_Set task_.
Copy out the lines that include the word "this".

***

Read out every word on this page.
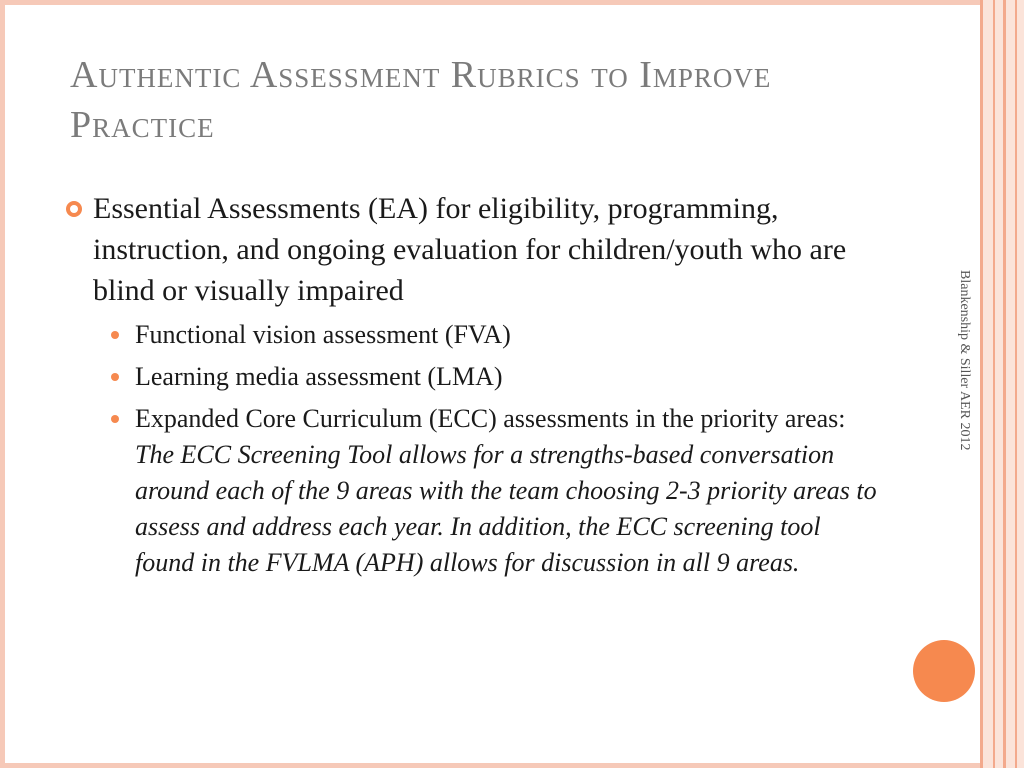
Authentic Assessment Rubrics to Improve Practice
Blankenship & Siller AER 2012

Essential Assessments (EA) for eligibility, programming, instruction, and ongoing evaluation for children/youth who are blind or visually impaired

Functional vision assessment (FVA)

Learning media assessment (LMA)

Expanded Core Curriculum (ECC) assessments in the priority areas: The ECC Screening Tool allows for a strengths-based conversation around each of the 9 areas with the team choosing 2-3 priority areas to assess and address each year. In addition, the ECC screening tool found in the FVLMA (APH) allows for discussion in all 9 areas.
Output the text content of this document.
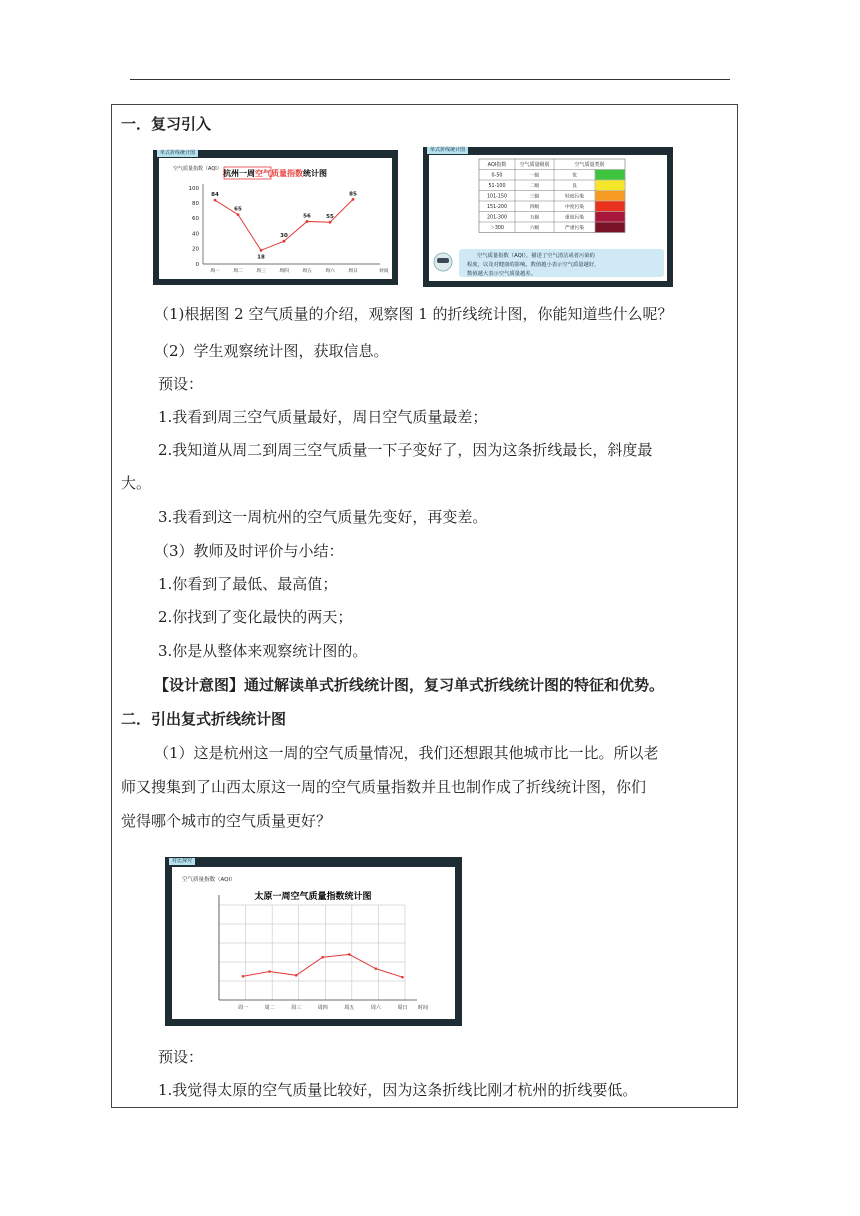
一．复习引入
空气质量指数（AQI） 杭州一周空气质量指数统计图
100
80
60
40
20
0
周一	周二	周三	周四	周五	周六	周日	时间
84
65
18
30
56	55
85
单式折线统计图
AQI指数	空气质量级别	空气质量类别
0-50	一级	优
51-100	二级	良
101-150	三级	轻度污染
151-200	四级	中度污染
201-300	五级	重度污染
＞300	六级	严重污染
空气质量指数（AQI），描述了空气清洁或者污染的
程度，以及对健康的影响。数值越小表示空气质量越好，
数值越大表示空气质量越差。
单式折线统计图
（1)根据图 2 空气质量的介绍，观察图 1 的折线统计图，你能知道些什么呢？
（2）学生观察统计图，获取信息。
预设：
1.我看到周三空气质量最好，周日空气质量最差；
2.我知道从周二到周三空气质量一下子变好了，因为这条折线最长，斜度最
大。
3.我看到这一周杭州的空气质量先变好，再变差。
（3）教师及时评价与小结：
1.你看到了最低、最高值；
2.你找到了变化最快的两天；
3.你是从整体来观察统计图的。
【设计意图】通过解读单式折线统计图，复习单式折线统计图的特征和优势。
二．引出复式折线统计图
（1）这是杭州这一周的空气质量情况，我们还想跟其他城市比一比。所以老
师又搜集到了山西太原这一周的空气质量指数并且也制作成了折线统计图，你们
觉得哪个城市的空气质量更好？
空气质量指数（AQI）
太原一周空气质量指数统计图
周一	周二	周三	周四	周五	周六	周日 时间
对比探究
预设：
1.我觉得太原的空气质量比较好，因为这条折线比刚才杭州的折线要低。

***

_Full solution_.
Read out every word on this page.
Output the text content of this document.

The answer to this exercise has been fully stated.